**Passage to read**
>> start
Published on 31 October, 2012
Network video surveillance to be used for the 2014 FIFA World Cup and 2016 IOC Summer Olympic Games
Brazil’s analogue market represents larger proportion of its total video surveillance equipment market

In its recently published, second edition report on the Latin American video surveillance equipment market, IMS Research (recently acquired by IHS Inc.) estimates that the analogue equipment market accounted for nearly 60 percent of total video surveillance equipment revenues in 2011. 

One of the key reasons for this is that Brazil is slightly behind the curve in the transition from analogue to network video surveillance, with its analogue market representing a larger proportion of its total video surveillance equipment market than in any other region in Latin America.

IMS Research Market Analyst and report author, Oliver Philippou, states; “A key element of the market in Brazil is the numerous local manufacturers that primarily supply analogue cameras, and service the replacement market for the country’s large analogue installed base. Furthermore, a forecast decline in analogue video surveillance equipment revenues means the Brazilian market is not predicted to grow as quickly as some of the other regions in Latin America over the next five years.”

Philippou continues, “However, network video surveillance equipment is set to be used for the majority of the world's two largest sporting events; the 2014 FIFA World Cup, and the 2016 IOC Summer Olympics Games; a large number of major infrastructure projects within Brazil; and several extensive city surveillance projects. Consequently, Brazil’s network video surveillance market is forecast to see strong growth compared to other countries in Latin America.”

Mexico, conversely, is slightly ahead of the curve, and has one of the highest percentages of network video surveillance equipment in proportion to total market revenues. While Mexico’s network video market growth is not forecast to be as strong as Brazils, its small analogue market means that the country will see larger overall market growth. Other countries, such as Chile and Colombia, will also follow a similar pattern to Mexico. Both of these countries are forecast to tip (the point when network video surveillance sales overtake analogue video surveillance sales) in favor of network equipment this year. This is mainly due to large infrastructure projects in city surveillance, government, traffic monitoring, and railways.
>> end
**Data excerpt**
>> start
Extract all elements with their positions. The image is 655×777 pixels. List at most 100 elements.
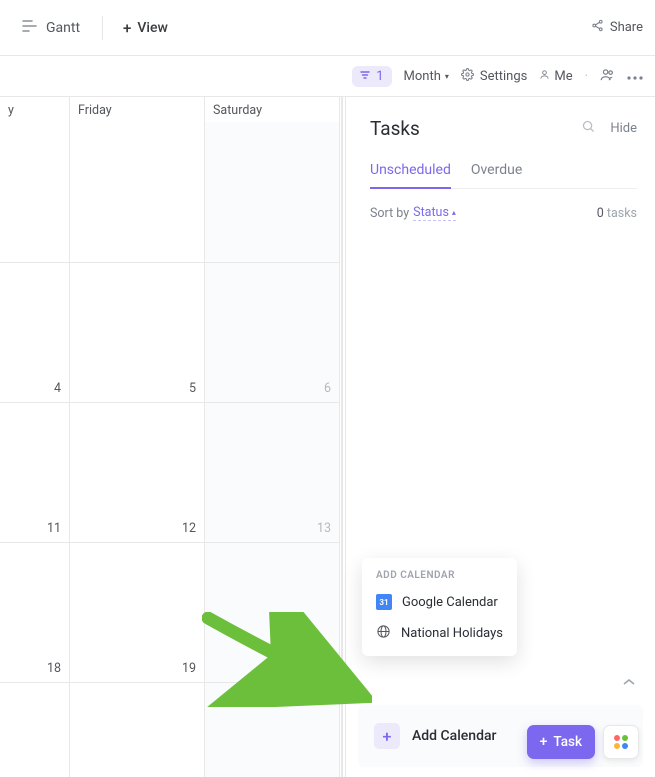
>> end
**The task**
Using the article on video surveillance in Latin America, answer:
(a) What share of total video surveillance equipment revenues did the IMS Research estimate attribute to the analogue equipment market in 2011?
(b) Which two sporting events are named as set to use network video surveillance equipment?
(c) Which two countries are said to follow a pattern similar to Mexico?

**Response**
(a) Nearly 60 percent.
(b) The 2014 FIFA World Cup and the 2016 IOC Summer Olympic Games.
(c) Chile and Colombia.